* **Work to be completed**: Reproduce each line from the records that holds "ENGINE".
== Data to process ==
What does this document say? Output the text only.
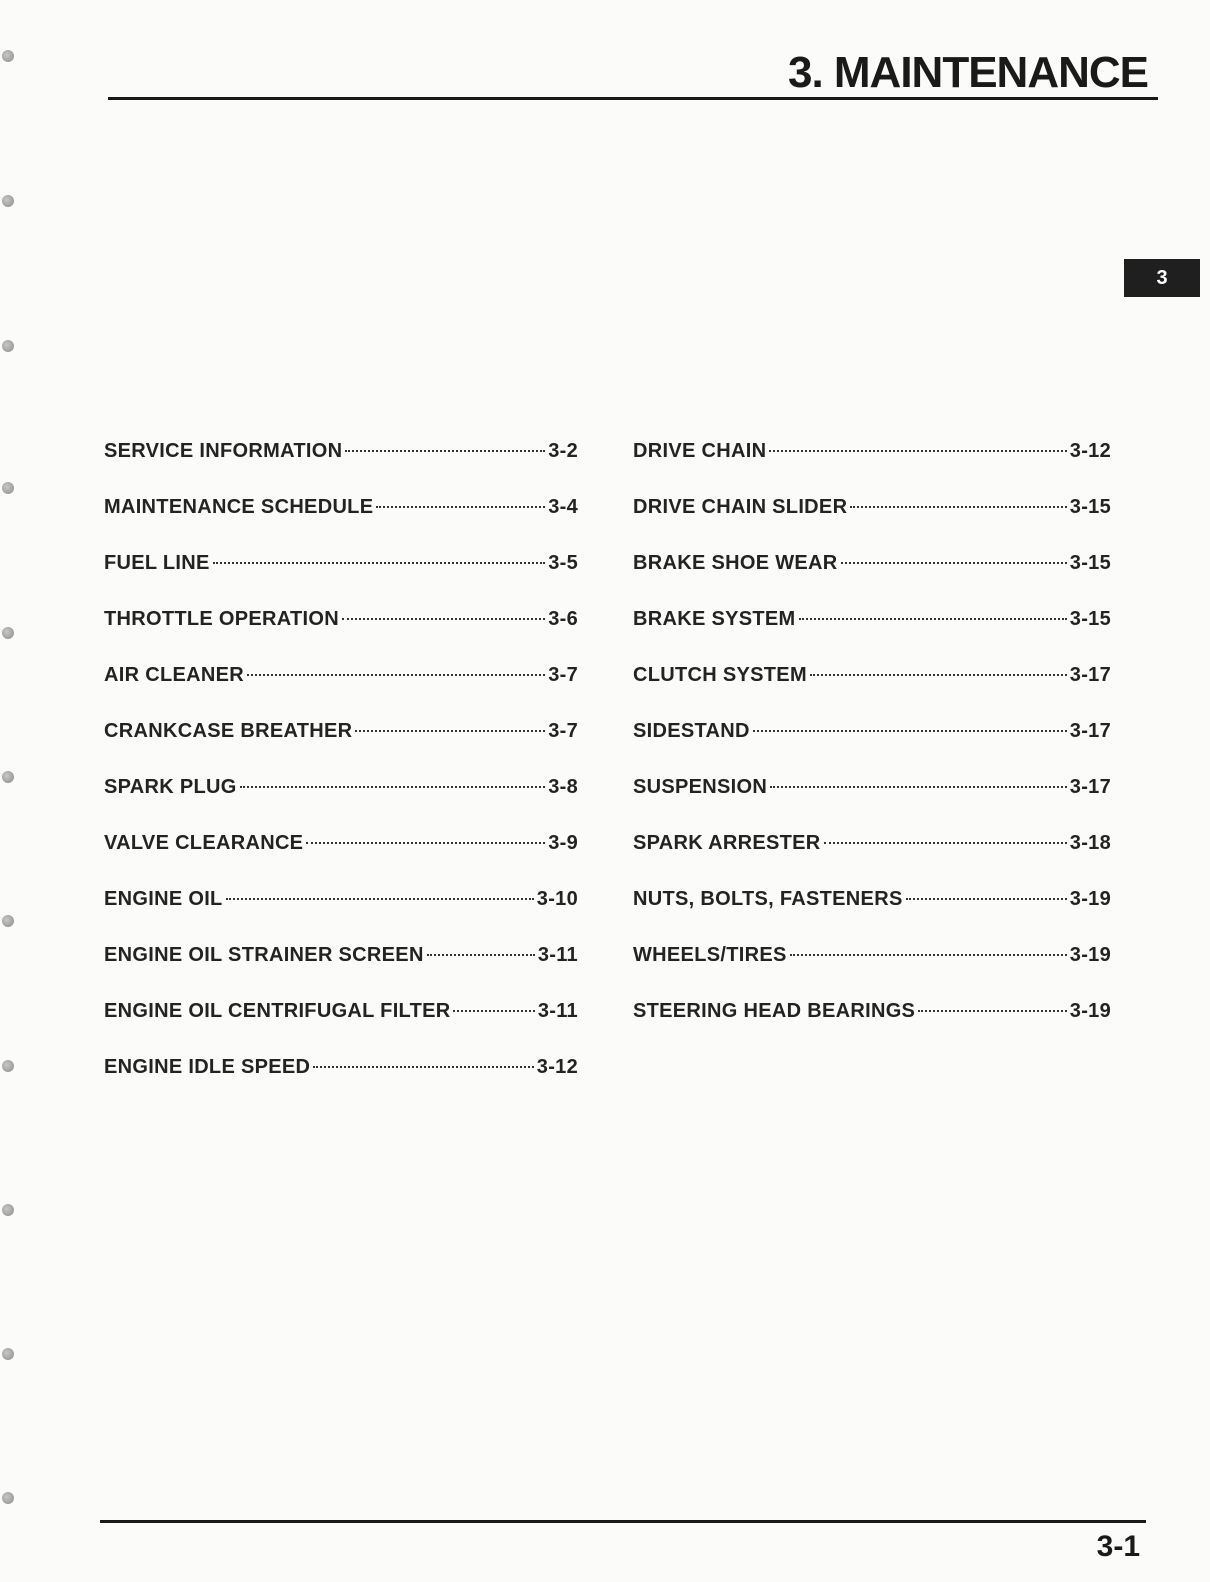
3. MAINTENANCE
3
SERVICE INFORMATION	3-2
MAINTENANCE SCHEDULE	3-4
FUEL LINE	3-5
THROTTLE OPERATION	3-6
AIR CLEANER	3-7
CRANKCASE BREATHER	3-7
SPARK PLUG	3-8
VALVE CLEARANCE	3-9
ENGINE OIL	3-10
ENGINE OIL STRAINER SCREEN	3-11
ENGINE OIL CENTRIFUGAL FILTER	3-11
ENGINE IDLE SPEED	3-12
DRIVE CHAIN	3-12
DRIVE CHAIN SLIDER	3-15
BRAKE SHOE WEAR	3-15
BRAKE SYSTEM	3-15
CLUTCH SYSTEM	3-17
SIDESTAND	3-17
SUSPENSION	3-17
SPARK ARRESTER	3-18
NUTS, BOLTS, FASTENERS	3-19
WHEELS/TIRES	3-19
STEERING HEAD BEARINGS	3-19
3-1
===
* **Response for this exercise**:
ENGINE OIL	3-10
ENGINE OIL STRAINER SCREEN	3-11
ENGINE OIL CENTRIFUGAL FILTER	3-11
ENGINE IDLE SPEED	3-12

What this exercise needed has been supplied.